▶ _Task data_
○ ○ ○ ○ ○ ○ ○

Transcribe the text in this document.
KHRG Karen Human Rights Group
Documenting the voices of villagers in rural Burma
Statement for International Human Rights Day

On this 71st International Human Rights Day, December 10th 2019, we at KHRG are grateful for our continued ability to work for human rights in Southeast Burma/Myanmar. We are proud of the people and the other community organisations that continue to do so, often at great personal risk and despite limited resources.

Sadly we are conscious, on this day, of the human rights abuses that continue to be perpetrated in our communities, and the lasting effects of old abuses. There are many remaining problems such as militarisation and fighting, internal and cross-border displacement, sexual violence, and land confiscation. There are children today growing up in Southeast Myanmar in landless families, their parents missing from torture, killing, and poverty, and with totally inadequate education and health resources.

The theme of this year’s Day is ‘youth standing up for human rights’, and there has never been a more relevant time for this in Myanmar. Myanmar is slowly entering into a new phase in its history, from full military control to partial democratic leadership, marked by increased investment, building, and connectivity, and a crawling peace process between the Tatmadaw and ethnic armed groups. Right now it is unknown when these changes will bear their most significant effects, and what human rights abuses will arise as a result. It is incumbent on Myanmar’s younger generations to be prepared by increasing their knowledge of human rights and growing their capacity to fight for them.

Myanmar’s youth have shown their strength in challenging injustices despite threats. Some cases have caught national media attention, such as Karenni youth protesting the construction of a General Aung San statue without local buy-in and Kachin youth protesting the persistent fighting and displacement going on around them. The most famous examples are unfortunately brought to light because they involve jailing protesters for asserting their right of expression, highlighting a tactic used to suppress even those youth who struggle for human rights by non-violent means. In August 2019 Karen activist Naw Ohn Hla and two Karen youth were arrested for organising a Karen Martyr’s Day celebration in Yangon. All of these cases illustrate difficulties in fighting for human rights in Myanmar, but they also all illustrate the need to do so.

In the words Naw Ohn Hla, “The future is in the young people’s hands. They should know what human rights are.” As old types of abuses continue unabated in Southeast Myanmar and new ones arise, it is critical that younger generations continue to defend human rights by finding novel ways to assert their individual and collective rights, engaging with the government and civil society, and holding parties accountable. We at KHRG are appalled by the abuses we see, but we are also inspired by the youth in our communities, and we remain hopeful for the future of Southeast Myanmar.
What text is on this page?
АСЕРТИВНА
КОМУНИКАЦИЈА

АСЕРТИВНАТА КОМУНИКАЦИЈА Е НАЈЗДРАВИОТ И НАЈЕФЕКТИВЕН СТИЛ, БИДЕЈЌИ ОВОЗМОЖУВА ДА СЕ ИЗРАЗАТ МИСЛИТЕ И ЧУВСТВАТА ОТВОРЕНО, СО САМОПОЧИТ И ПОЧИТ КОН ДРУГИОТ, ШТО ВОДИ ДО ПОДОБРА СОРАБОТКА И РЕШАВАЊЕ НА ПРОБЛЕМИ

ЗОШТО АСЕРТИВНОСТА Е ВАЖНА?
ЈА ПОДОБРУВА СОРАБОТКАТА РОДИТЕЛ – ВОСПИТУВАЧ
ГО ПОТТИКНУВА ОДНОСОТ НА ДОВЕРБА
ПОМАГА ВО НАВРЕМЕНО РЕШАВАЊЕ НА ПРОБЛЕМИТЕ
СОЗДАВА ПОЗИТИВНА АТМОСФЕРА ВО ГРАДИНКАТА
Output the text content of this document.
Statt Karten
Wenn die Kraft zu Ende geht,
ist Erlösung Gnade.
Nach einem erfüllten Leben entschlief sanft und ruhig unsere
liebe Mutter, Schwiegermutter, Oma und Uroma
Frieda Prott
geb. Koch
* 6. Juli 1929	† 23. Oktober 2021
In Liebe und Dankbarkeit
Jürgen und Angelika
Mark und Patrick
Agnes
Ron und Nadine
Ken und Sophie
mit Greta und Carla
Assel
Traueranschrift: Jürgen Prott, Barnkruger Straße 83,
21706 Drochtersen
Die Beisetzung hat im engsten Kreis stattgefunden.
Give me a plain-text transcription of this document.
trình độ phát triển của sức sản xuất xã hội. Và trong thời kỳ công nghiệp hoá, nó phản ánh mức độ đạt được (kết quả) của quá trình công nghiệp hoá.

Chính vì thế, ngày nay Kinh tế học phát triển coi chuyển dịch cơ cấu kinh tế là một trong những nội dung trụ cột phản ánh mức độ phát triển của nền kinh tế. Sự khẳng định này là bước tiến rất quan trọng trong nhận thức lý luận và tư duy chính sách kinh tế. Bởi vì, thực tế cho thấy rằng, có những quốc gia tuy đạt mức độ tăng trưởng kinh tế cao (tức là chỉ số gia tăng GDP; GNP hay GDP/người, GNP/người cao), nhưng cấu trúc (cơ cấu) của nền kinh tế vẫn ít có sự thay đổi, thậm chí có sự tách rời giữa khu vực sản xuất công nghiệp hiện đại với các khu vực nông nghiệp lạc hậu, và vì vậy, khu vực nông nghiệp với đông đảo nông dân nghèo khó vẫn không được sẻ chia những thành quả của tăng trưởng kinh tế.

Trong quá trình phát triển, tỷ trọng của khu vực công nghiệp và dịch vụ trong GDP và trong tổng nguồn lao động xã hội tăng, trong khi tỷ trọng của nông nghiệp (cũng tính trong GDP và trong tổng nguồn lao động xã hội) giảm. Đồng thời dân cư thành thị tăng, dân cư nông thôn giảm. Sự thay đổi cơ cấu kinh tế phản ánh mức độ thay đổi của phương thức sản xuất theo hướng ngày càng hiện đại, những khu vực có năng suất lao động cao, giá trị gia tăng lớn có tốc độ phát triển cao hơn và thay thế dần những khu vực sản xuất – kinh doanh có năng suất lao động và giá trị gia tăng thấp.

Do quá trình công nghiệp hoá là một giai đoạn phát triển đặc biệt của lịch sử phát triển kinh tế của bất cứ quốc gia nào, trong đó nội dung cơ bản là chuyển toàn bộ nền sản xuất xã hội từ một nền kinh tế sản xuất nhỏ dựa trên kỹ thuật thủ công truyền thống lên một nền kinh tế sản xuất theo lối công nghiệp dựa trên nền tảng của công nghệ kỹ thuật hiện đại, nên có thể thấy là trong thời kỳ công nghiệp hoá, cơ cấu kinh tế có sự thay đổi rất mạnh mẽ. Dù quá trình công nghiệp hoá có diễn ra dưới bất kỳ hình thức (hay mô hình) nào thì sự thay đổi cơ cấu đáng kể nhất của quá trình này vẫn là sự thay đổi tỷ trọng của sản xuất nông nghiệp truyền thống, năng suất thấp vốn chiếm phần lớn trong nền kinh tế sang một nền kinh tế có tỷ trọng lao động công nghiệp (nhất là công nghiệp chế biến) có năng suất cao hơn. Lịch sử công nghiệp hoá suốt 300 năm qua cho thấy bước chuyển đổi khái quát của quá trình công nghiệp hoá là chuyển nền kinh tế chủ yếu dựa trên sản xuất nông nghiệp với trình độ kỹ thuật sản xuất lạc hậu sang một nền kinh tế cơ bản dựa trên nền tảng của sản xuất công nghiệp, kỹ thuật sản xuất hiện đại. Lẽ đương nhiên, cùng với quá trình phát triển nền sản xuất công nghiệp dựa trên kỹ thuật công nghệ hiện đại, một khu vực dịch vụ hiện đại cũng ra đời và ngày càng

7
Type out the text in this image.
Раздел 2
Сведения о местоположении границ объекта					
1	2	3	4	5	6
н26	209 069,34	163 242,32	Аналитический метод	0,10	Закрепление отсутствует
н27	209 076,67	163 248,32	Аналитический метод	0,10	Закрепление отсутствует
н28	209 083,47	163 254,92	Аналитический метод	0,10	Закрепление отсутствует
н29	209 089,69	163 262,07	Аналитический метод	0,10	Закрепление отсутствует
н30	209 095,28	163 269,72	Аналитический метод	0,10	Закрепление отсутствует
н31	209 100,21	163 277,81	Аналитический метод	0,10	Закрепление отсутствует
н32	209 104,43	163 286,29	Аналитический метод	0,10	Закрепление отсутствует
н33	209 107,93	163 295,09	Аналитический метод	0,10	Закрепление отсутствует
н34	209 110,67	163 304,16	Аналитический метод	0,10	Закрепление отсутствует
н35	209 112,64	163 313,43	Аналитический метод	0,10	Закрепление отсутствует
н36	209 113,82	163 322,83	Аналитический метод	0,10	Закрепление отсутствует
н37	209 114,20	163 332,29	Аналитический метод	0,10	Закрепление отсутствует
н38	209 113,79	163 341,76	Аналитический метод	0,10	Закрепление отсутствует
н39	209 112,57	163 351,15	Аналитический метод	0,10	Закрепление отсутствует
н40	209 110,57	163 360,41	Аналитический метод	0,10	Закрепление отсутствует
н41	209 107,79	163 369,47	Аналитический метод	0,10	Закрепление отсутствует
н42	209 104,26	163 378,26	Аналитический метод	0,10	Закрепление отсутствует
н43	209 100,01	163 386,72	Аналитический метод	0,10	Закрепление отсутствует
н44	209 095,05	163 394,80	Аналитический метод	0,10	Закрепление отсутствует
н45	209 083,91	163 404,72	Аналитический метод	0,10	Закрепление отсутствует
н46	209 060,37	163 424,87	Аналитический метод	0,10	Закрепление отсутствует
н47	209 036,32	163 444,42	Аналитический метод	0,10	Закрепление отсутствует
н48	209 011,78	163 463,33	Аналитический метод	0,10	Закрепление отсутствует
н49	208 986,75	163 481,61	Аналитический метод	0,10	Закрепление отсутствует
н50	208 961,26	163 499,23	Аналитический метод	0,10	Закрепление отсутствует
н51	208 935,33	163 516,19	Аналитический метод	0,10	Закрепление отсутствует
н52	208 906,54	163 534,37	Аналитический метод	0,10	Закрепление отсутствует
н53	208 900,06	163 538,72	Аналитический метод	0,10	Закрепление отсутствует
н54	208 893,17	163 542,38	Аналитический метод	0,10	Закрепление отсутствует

○ ○ ○ ○ ○ ○ ○

▶ _Instruction_
Pull out all lines from the entries above in which the word "Prott" appears.

▶ _Response_
Frieda Prott
Traueranschrift: Jürgen Prott, Barnkruger Straße 83,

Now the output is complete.